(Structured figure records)
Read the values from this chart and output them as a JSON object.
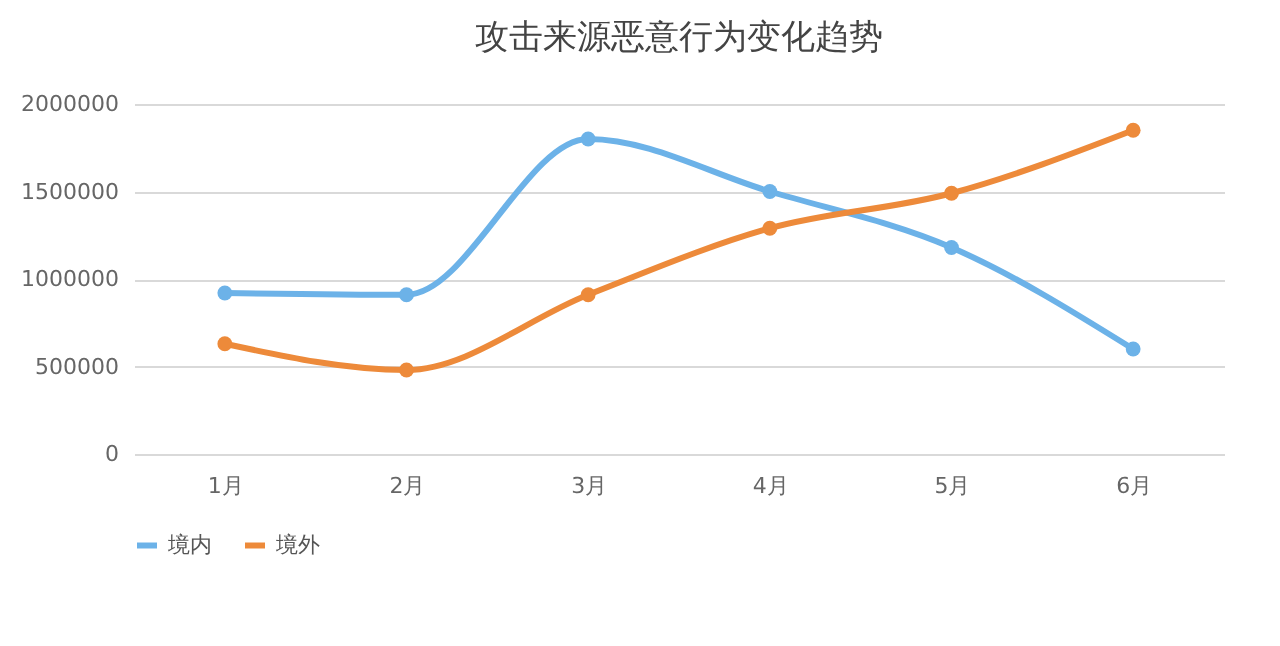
{
  "chart_data": {
    "type": "line",
    "title": "攻击来源恶意行为变化趋势",
    "categories": [
      "1月",
      "2月",
      "3月",
      "4月",
      "5月",
      "6月"
    ],
    "series": [
      {
        "name": "境内",
        "color": "#6cb2e8",
        "values": [
          920000,
          910000,
          1800000,
          1500000,
          1180000,
          600000
        ]
      },
      {
        "name": "境外",
        "color": "#ed8a3a",
        "values": [
          630000,
          480000,
          910000,
          1290000,
          1490000,
          1850000
        ]
      }
    ],
    "ylim": [
      0,
      2000000
    ],
    "yticks": [
      0,
      500000,
      1000000,
      1500000,
      2000000
    ],
    "grid": "y",
    "legend": "bottom",
    "marker": "circle",
    "line_style": "solid"
  }
}
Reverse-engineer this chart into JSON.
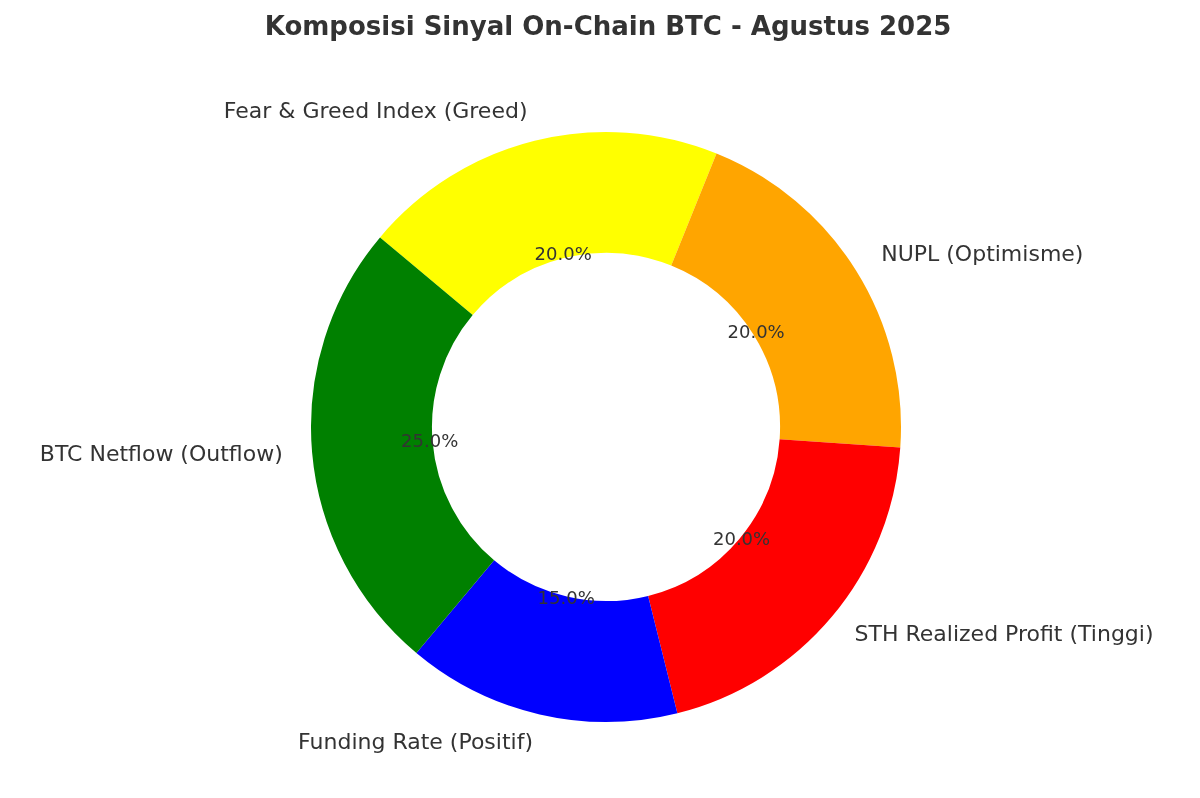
{
  "chart_data": {
    "type": "donut",
    "title": "Komposisi Sinyal On-Chain BTC - Agustus 2025",
    "categories": [
      "Fear & Greed Index (Greed)",
      "NUPL (Optimisme)",
      "STH Realized Profit (Tinggi)",
      "Funding Rate (Positif)",
      "BTC Netflow (Outflow)"
    ],
    "values": [
      20,
      20,
      20,
      15,
      25
    ],
    "colors": [
      "#ffff00",
      "#ffa500",
      "#ff0000",
      "#0000ff",
      "#008000"
    ],
    "value_labels": [
      "20.0%",
      "20.0%",
      "20.0%",
      "15.0%",
      "25.0%"
    ],
    "legend": false
  }
}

→ GIVEN TASK
State, as a number only, how many lines in the entries include "this".

→ WRITTEN SOLUTION
2